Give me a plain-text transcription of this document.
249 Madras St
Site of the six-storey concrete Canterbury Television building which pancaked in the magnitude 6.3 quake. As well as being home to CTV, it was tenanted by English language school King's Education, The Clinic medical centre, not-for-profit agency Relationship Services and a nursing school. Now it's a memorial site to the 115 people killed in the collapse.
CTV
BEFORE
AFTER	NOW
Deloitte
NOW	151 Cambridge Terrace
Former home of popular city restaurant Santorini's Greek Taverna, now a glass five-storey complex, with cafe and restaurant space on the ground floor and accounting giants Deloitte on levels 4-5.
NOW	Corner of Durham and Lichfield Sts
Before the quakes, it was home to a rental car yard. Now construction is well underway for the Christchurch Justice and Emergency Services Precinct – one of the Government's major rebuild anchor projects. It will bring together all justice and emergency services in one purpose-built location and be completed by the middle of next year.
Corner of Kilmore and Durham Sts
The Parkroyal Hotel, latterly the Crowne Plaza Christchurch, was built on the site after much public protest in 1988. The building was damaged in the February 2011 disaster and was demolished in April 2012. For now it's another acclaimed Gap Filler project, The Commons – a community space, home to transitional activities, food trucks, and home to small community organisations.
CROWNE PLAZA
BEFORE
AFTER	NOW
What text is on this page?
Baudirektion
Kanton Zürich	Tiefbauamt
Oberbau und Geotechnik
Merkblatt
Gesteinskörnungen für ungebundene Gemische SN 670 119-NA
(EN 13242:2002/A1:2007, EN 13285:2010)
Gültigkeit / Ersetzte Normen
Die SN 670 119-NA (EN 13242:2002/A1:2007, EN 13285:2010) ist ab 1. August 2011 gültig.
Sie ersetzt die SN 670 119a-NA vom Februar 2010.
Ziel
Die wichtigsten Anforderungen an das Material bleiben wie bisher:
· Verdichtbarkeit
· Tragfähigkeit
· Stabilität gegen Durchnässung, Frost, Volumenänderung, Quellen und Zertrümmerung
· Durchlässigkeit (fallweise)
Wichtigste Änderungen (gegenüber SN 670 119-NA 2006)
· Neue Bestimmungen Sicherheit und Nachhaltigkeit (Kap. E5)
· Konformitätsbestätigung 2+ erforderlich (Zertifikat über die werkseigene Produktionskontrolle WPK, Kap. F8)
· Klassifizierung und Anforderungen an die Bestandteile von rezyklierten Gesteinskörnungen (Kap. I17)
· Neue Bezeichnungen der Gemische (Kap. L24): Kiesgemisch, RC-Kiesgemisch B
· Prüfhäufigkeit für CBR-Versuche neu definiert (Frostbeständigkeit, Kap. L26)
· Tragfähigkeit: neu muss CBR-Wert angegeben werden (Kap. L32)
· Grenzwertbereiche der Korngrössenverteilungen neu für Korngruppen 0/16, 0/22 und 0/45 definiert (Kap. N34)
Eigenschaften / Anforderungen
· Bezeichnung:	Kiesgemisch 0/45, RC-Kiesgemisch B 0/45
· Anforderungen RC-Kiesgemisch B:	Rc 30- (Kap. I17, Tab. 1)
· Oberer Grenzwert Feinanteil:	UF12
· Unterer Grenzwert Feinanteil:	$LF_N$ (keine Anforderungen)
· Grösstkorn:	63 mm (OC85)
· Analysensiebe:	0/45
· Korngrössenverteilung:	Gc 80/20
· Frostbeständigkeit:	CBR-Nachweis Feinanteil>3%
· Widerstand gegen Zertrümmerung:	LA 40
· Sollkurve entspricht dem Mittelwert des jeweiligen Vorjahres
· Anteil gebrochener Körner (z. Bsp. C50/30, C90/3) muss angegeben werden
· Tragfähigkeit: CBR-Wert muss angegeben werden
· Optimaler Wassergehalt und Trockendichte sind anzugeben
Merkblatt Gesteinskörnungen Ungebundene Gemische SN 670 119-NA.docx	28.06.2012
+ + + + + + +
> _WRITTEN REQUEST_
From the listing above, pick out each line where the word "well" appears.

> _THE RESULT_
Site of the six-storey concrete Canterbury Television building which pancaked in the magnitude 6.3 quake. As well as being home to CTV, it was tenanted by English language school King's Education, The Clinic medical centre, not-for-profit agency Relationship Services and a nursing school. Now it's a memorial site to the 115 people killed in the collapse.
Before the quakes, it was home to a rental car yard. Now construction is well underway for the Christchurch Justice and Emergency Services Precinct – one of the Government's major rebuild anchor projects. It will bring together all justice and emergency services in one purpose-built location and be completed by the middle of next year.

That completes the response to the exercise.